Some records

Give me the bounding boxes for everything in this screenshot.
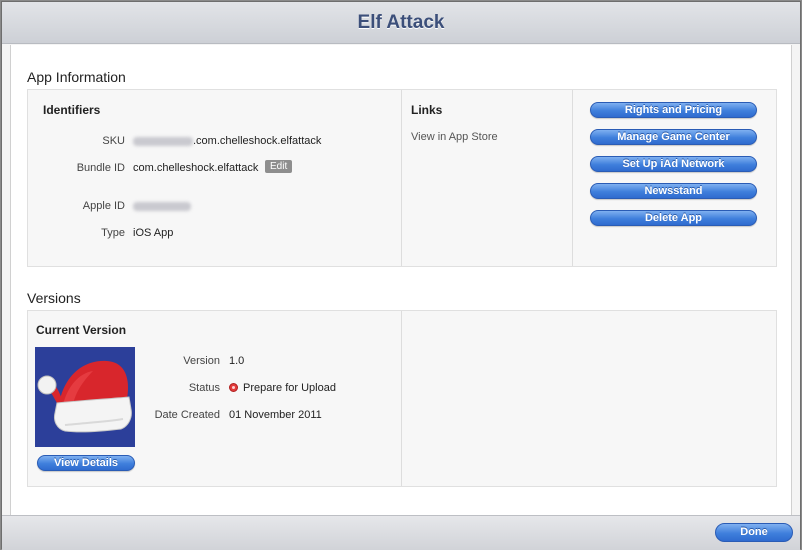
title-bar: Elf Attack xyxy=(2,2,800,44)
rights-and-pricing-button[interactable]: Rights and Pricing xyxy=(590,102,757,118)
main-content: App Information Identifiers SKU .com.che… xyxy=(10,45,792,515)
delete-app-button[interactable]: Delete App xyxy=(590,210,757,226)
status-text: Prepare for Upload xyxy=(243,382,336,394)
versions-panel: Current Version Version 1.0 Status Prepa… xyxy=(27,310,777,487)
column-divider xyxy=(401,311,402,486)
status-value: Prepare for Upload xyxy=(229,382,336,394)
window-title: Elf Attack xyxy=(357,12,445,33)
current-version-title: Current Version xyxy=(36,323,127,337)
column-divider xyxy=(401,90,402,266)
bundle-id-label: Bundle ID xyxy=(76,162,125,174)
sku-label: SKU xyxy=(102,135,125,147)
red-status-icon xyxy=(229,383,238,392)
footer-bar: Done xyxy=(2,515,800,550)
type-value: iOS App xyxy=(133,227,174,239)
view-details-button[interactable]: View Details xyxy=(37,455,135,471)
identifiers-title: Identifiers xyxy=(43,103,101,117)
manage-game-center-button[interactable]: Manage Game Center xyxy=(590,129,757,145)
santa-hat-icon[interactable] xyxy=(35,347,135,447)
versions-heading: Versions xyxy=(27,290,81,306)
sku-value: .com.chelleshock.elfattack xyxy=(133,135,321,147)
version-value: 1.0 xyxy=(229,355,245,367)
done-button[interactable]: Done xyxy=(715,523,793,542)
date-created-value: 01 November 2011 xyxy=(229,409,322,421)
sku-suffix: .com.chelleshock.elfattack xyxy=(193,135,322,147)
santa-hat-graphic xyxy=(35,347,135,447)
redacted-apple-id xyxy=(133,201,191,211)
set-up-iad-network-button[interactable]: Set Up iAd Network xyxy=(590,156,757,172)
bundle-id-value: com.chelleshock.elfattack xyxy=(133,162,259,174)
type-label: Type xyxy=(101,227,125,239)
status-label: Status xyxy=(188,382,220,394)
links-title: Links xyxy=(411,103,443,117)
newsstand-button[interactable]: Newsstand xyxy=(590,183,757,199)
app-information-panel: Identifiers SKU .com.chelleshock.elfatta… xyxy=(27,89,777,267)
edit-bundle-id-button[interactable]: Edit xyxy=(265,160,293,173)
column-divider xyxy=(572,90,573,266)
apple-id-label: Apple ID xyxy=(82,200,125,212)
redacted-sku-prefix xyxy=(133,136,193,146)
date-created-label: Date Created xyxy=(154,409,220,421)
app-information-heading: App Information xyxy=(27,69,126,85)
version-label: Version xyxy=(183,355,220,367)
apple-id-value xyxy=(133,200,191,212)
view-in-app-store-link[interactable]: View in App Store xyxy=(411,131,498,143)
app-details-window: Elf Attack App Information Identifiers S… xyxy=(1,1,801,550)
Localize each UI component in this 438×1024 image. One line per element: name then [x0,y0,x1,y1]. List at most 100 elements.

==

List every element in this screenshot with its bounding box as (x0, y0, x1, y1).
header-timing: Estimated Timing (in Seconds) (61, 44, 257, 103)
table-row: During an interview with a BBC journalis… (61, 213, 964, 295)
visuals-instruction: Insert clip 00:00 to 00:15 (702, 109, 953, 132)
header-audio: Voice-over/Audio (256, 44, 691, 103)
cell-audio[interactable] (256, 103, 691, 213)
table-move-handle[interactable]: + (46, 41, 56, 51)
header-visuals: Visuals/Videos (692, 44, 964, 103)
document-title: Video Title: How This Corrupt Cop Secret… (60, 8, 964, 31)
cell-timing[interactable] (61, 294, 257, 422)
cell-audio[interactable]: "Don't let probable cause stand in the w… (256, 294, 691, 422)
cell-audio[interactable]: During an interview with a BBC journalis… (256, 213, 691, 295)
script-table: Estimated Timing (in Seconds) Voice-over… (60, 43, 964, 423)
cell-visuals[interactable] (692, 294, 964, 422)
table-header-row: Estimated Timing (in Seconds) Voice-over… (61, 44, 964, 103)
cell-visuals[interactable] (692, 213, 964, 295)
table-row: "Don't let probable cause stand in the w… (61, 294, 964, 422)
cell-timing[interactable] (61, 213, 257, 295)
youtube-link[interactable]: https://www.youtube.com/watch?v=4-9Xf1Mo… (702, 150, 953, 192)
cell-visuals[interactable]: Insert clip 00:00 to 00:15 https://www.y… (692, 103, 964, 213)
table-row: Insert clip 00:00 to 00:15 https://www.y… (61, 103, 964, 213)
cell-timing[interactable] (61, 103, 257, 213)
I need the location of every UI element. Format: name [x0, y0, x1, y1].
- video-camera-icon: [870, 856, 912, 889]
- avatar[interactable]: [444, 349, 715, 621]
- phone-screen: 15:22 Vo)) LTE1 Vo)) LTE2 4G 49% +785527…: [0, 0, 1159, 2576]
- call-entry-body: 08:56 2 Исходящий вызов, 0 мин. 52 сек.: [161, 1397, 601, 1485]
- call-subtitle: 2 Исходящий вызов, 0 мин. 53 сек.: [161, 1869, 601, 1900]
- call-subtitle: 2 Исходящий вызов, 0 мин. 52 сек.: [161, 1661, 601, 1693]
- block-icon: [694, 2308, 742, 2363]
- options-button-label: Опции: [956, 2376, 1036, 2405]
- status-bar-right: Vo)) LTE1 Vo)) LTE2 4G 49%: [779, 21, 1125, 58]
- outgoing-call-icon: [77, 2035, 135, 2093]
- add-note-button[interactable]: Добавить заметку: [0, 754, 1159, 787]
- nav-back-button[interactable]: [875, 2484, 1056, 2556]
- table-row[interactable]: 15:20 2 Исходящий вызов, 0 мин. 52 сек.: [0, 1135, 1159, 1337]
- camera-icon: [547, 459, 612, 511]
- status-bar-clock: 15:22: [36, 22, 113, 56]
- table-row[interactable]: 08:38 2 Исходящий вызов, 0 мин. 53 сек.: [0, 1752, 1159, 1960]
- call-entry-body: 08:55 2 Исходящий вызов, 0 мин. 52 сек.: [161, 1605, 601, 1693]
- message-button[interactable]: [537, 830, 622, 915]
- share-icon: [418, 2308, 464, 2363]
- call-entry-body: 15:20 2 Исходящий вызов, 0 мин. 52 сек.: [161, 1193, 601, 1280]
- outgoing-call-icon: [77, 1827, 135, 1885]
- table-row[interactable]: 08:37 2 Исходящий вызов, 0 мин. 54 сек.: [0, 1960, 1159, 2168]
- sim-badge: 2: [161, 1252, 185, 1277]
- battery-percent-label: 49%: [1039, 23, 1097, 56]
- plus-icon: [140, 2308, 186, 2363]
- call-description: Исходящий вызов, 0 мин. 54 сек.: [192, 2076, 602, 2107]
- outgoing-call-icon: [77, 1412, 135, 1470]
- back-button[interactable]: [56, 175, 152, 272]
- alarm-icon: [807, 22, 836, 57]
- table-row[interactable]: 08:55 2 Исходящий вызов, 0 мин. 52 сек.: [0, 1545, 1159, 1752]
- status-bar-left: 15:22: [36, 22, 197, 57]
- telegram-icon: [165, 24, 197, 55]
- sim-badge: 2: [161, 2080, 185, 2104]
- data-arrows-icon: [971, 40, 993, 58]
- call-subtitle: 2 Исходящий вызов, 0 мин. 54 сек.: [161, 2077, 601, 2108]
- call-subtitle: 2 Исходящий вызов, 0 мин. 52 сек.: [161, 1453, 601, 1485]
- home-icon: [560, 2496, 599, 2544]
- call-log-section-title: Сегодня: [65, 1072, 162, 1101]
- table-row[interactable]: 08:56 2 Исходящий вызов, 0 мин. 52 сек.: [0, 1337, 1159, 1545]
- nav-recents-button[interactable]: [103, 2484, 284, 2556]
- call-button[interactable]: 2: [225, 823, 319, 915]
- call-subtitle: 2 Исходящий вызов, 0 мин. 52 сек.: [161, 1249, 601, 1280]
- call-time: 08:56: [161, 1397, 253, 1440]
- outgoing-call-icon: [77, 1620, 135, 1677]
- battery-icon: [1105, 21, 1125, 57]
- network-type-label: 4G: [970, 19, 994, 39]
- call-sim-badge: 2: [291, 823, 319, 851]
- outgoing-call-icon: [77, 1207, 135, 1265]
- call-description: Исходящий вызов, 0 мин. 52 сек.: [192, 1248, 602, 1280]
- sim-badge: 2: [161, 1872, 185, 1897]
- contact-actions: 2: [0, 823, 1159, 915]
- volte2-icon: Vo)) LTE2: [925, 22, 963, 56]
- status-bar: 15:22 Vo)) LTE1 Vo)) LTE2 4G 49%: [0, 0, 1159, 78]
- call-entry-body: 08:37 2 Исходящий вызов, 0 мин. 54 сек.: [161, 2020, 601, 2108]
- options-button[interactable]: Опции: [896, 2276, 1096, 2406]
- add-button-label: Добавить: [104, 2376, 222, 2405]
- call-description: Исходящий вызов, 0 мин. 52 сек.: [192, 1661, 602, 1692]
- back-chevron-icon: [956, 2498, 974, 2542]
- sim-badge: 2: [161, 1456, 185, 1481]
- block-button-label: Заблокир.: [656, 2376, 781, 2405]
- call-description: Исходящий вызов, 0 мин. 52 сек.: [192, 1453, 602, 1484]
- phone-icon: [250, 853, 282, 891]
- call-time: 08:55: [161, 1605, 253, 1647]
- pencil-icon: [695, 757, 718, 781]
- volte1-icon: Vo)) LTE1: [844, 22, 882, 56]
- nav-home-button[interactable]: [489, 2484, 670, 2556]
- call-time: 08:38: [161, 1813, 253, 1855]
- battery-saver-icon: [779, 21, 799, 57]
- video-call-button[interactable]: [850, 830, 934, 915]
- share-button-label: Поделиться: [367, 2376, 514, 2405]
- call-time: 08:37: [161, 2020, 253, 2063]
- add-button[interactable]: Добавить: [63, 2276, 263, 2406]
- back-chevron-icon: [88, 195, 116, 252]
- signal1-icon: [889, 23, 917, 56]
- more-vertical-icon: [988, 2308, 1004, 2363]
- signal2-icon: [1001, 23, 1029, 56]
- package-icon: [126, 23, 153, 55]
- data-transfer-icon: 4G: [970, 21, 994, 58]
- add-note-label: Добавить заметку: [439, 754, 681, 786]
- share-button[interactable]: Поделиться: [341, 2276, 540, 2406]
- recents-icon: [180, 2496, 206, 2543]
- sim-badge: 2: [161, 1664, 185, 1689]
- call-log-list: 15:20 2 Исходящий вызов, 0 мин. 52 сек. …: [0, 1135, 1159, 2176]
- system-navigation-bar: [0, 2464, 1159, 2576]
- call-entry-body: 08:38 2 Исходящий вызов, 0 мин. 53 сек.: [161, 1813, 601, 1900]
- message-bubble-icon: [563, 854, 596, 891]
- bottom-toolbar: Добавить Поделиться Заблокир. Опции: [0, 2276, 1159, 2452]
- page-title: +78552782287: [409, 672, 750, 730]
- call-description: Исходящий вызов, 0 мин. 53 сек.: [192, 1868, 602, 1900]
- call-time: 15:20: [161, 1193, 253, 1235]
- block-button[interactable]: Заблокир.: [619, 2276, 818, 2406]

---

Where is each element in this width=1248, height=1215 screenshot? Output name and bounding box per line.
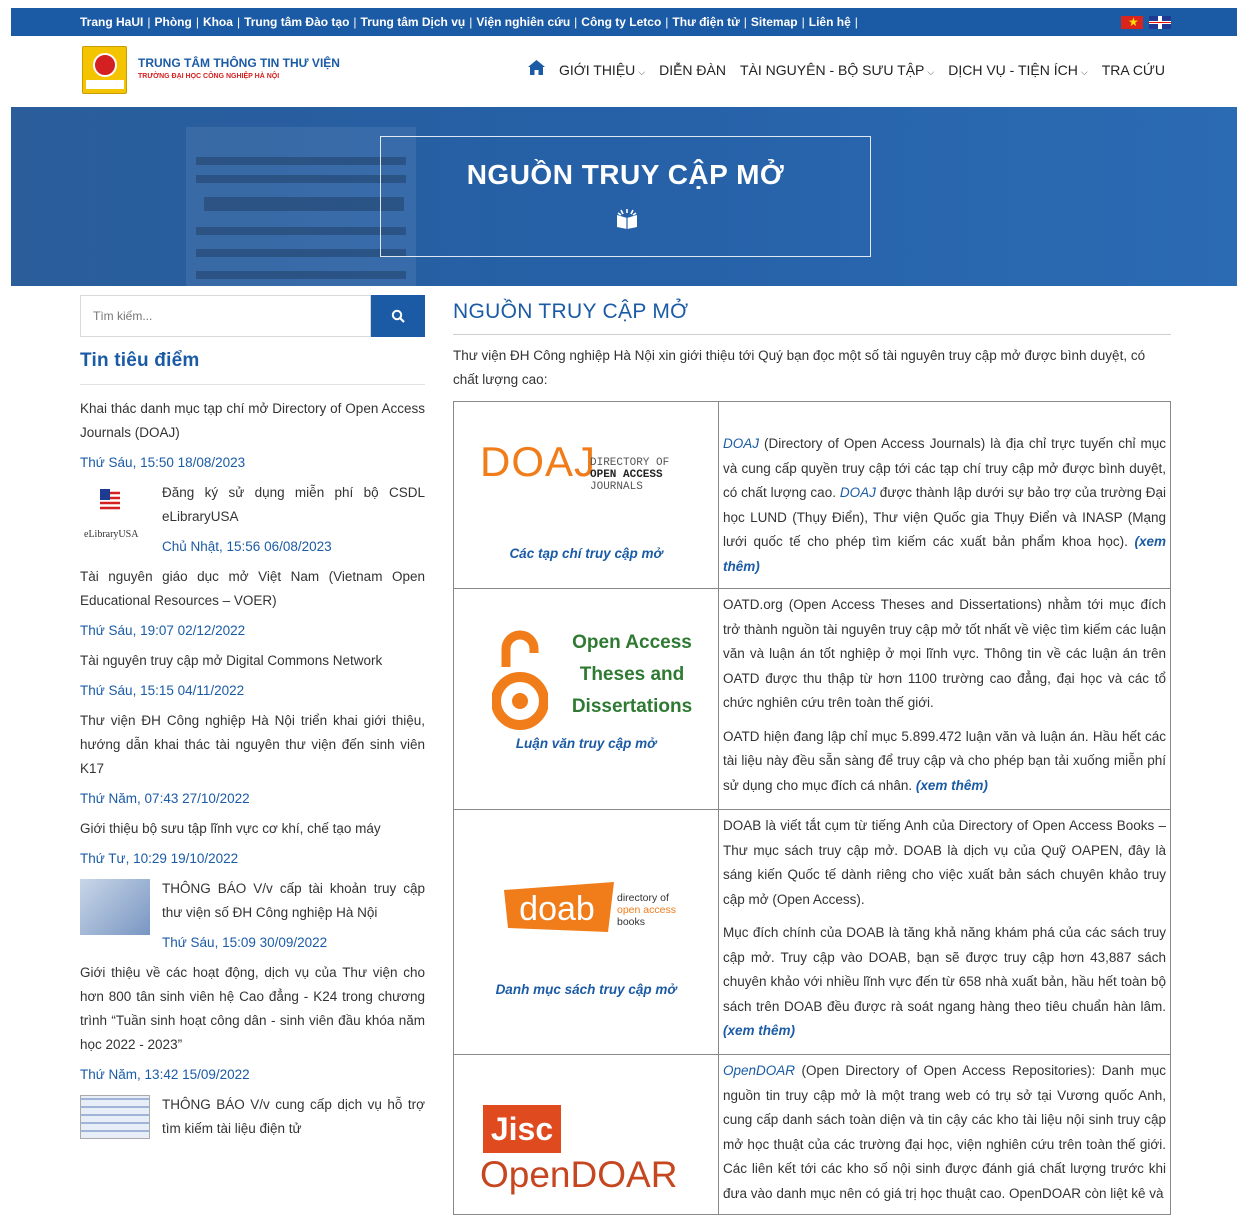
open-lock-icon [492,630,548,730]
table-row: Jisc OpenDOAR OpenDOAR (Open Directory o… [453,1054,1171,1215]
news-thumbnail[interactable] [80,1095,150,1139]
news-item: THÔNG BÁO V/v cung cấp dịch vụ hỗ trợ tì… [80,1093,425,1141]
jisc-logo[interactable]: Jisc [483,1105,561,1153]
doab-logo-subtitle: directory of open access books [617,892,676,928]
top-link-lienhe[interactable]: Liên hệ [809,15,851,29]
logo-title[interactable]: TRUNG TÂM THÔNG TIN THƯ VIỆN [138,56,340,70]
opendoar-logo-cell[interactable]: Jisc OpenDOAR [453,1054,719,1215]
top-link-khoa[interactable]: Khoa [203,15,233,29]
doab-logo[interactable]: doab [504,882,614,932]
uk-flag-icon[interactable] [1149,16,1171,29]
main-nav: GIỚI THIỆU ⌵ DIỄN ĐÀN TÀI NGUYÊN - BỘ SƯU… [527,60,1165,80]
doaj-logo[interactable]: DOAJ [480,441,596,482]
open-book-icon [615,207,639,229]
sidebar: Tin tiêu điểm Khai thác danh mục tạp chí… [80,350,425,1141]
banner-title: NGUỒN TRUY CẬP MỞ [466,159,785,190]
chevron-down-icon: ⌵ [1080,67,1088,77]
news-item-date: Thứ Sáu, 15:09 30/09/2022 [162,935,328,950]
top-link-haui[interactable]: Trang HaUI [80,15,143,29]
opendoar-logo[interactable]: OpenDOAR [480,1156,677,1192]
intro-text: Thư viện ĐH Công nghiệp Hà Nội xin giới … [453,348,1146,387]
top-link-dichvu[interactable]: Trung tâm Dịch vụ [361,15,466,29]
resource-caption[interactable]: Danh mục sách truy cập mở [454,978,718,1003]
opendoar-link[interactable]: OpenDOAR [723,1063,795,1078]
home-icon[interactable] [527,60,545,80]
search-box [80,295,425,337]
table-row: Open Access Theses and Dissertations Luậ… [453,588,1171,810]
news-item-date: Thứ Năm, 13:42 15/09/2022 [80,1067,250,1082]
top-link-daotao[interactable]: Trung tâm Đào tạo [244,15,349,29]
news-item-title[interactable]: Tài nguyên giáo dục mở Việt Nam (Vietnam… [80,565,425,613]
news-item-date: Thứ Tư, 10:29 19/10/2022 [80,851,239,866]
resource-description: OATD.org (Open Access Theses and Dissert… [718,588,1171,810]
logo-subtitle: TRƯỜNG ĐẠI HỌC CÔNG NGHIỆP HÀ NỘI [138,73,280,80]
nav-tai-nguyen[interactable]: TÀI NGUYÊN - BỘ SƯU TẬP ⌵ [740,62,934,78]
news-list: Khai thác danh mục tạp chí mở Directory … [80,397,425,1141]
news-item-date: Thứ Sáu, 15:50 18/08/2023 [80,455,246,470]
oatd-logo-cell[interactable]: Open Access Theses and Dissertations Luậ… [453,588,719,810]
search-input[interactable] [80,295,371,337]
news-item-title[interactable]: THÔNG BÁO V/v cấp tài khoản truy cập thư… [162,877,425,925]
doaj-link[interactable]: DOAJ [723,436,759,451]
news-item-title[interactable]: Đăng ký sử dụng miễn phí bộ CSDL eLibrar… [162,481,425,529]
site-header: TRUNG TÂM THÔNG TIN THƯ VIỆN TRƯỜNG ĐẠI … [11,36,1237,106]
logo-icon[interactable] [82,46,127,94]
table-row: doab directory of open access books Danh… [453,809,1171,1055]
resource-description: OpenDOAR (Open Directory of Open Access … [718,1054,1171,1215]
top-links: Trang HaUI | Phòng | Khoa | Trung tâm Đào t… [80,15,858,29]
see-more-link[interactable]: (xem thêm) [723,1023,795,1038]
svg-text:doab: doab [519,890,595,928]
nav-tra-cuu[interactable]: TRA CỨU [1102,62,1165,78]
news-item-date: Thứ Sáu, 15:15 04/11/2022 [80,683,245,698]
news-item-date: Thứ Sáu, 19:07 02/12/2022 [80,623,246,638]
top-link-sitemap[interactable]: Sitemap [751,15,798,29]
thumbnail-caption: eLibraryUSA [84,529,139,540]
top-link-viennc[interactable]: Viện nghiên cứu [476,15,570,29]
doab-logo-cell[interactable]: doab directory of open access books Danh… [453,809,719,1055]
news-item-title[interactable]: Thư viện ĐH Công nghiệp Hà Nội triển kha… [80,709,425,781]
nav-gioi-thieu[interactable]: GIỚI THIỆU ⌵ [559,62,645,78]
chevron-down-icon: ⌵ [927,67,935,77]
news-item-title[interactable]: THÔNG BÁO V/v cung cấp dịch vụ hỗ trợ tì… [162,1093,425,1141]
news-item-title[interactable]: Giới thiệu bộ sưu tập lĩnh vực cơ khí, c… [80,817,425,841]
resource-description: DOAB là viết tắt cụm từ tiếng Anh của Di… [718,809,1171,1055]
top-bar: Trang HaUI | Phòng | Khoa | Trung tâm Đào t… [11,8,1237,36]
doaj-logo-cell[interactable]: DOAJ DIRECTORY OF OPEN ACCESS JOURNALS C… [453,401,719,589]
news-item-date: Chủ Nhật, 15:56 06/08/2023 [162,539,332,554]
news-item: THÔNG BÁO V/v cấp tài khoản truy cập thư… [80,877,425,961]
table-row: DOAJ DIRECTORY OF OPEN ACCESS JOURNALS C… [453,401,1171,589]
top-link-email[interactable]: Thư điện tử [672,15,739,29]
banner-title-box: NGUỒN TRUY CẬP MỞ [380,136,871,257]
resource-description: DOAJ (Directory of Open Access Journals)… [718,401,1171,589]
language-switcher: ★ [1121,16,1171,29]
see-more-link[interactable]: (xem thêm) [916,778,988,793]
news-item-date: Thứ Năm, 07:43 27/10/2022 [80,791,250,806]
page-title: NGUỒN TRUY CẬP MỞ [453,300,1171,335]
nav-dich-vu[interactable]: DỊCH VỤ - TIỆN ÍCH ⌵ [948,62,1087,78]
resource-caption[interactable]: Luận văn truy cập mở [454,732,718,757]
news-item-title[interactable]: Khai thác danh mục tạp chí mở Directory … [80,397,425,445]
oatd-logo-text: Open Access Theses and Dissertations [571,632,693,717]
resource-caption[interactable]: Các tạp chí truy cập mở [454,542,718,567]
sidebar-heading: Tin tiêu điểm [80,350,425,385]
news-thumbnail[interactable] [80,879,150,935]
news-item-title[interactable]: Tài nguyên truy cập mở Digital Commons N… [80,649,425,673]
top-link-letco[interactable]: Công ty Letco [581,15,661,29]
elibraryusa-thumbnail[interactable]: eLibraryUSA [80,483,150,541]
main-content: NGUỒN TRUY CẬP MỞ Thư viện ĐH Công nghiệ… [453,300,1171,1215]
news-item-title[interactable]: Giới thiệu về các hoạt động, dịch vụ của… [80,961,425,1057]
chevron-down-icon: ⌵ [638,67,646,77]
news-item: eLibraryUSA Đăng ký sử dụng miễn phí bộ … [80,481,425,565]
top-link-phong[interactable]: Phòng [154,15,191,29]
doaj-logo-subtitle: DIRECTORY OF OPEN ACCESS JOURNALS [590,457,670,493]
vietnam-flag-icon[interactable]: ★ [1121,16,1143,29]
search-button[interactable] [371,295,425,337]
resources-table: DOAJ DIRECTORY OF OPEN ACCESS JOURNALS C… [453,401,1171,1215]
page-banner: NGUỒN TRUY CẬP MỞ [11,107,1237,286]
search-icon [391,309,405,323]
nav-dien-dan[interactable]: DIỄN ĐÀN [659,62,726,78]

# Direction
Copy out the items from the line containing "open-lock-icon [492,630,548,730]" through the line containing "table-row: Open Access", including both of those lines, word for word.

# Response for this exercise
open-lock-icon [492,630,548,730]
table-row: Jisc OpenDOAR OpenDOAR (Open Directory o… [453,1054,1171,1215]
news-thumbnail[interactable] [80,1095,150,1139]
news-item: THÔNG BÁO V/v cung cấp dịch vụ hỗ trợ tì… [80,1093,425,1141]
jisc-logo[interactable]: Jisc [483,1105,561,1153]
doab-logo-subtitle: directory of open access books [617,892,676,928]
top-link-lienhe[interactable]: Liên hệ [809,15,851,29]
logo-title[interactable]: TRUNG TÂM THÔNG TIN THƯ VIỆN [138,56,340,70]
opendoar-logo-cell[interactable]: Jisc OpenDOAR [453,1054,719,1215]
top-link-khoa[interactable]: Khoa [203,15,233,29]
doab-logo[interactable]: doab [504,882,614,932]
uk-flag-icon[interactable] [1149,16,1171,29]
main-nav: GIỚI THIỆU ⌵ DIỄN ĐÀN TÀI NGUYÊN - BỘ SƯU… [527,60,1165,80]
doaj-logo[interactable]: DOAJ [480,441,596,482]
open-book-icon [615,207,639,229]
sidebar: Tin tiêu điểm Khai thác danh mục tạp chí… [80,350,425,1141]
banner-title: NGUỒN TRUY CẬP MỞ [466,159,785,190]
chevron-down-icon: ⌵ [1080,67,1088,77]
news-item-date: Thứ Sáu, 15:09 30/09/2022 [162,935,328,950]
top-link-haui[interactable]: Trang HaUI [80,15,143,29]
opendoar-logo[interactable]: OpenDOAR [480,1156,677,1192]
intro-text: Thư viện ĐH Công nghiệp Hà Nội xin giới … [453,348,1146,387]
top-link-dichvu[interactable]: Trung tâm Dịch vụ [361,15,466,29]
resource-caption[interactable]: Danh mục sách truy cập mở [454,978,718,1003]
opendoar-link[interactable]: OpenDOAR [723,1063,795,1078]
home-icon[interactable] [527,60,545,80]
search-box [80,295,425,337]
table-row: Open Access Theses and Dissertations Luậ… [453,588,1171,810]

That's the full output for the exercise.